# Data to use
§ §
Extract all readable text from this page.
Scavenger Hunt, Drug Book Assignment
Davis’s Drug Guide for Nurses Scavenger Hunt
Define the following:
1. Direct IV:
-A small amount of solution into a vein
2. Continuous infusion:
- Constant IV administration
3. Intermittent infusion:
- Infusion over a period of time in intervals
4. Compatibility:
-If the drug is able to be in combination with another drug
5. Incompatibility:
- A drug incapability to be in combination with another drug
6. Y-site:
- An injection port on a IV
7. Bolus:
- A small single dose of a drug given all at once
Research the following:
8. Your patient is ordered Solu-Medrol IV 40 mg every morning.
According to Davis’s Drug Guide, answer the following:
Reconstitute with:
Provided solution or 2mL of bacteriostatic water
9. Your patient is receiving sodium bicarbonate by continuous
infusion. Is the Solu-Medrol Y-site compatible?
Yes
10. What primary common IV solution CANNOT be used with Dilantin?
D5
§ §
# What this task involves
Output the entire listing exactly as written.

# Exercise response
Extract all readable text from this page.
Scavenger Hunt, Drug Book Assignment
Davis’s Drug Guide for Nurses Scavenger Hunt
Define the following:
1. Direct IV:
-A small amount of solution into a vein
2. Continuous infusion:
- Constant IV administration
3. Intermittent infusion:
- Infusion over a period of time in intervals
4. Compatibility:
-If the drug is able to be in combination with another drug
5. Incompatibility:
- A drug incapability to be in combination with another drug
6. Y-site:
- An injection port on a IV
7. Bolus:
- A small single dose of a drug given all at once
Research the following:
8. Your patient is ordered Solu-Medrol IV 40 mg every morning.
According to Davis’s Drug Guide, answer the following:
Reconstitute with:
Provided solution or 2mL of bacteriostatic water
9. Your patient is receiving sodium bicarbonate by continuous
infusion. Is the Solu-Medrol Y-site compatible?
Yes
10. What primary common IV solution CANNOT be used with Dilantin?
D5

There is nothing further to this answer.